> **Short task**: Tell how many lines have the string "Arcseconds" in them, and write nothing besides the number.

> **Entries supplied**:
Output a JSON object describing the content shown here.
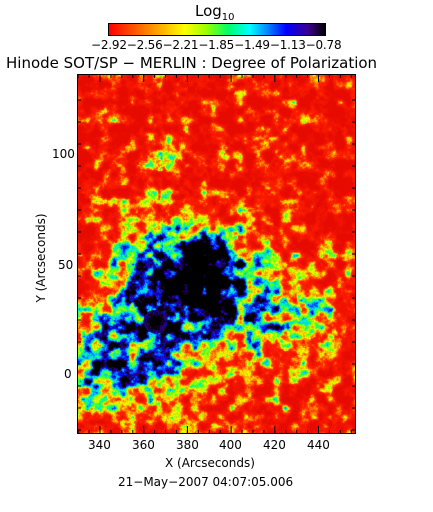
{
  "colorbar": {
    "title_main": "Log",
    "title_sub": "10",
    "ticks": [
      "-2.92",
      "-2.56",
      "-2.21",
      "-1.85",
      "-1.49",
      "-1.13",
      "-0.78"
    ],
    "ticks_text": "−2.92−2.56−2.21−1.85−1.49−1.13−0.78",
    "palette": [
      "#ff0000",
      "#ff4a00",
      "#ffa000",
      "#ffff00",
      "#9cff00",
      "#00ff66",
      "#00ffff",
      "#008cff",
      "#0000ff",
      "#3c0090",
      "#000000"
    ]
  },
  "chart": {
    "title": "Hinode SOT/SP − MERLIN : Degree of Polarization",
    "xlabel": "X (Arcseconds)",
    "ylabel": "Y (Arcseconds)",
    "xticks": [
      "340",
      "360",
      "380",
      "400",
      "420",
      "440"
    ],
    "yticks": [
      "100",
      "50",
      "0"
    ],
    "timestamp": "21−May−2007 04:07:05.006"
  }
}
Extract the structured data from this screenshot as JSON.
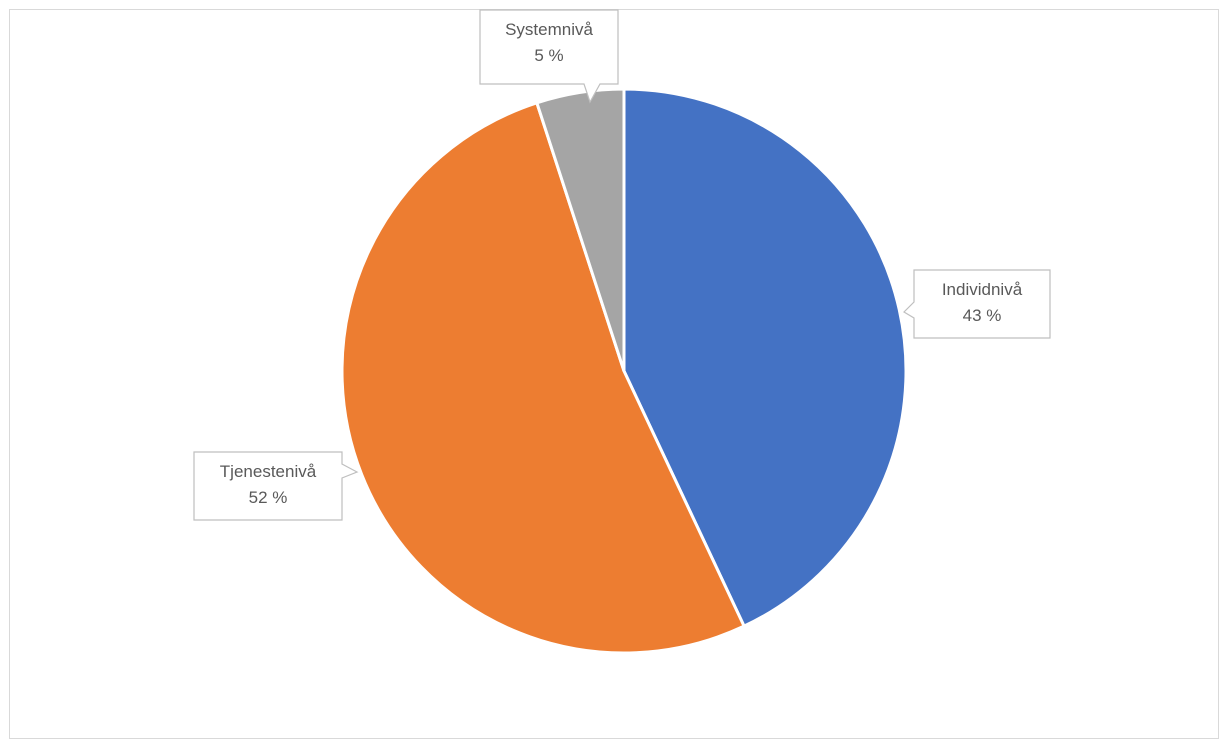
{
  "chart_data": {
    "type": "pie",
    "title": "",
    "slices": [
      {
        "label": "Individnivå",
        "value": 43,
        "value_label": "43 %",
        "color": "#4472C4"
      },
      {
        "label": "Tjenestenivå",
        "value": 52,
        "value_label": "52 %",
        "color": "#ED7D31"
      },
      {
        "label": "Systemnivå",
        "value": 5,
        "value_label": "5 %",
        "color": "#A5A5A5"
      }
    ],
    "start_angle": "12 o'clock",
    "direction": "clockwise",
    "legend": "none",
    "data_labels": "callouts"
  }
}
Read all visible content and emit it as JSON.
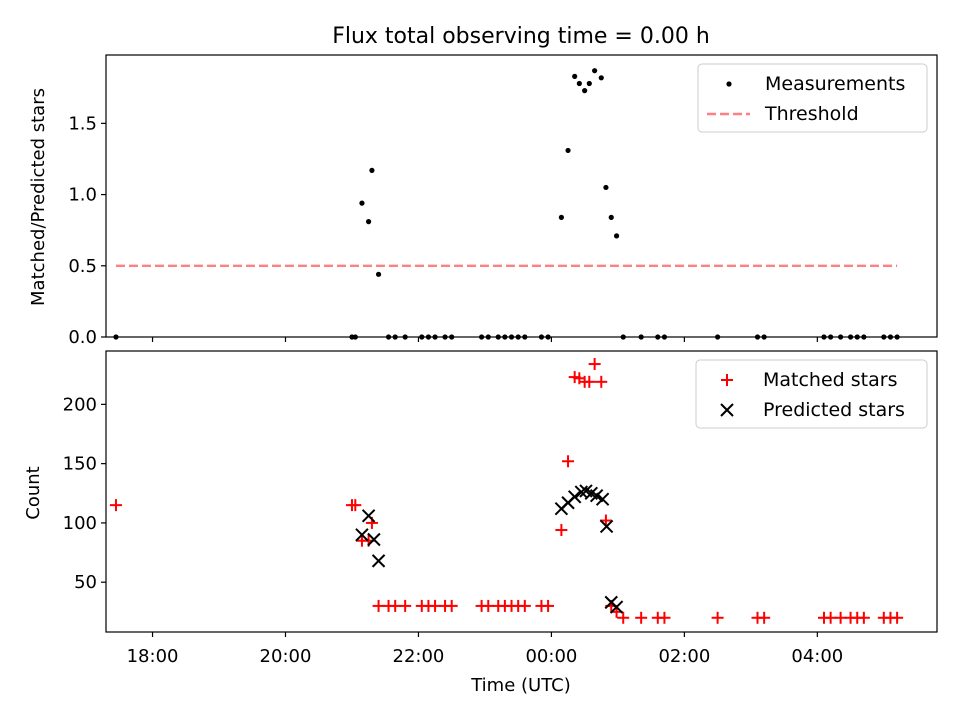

> **In response**: 2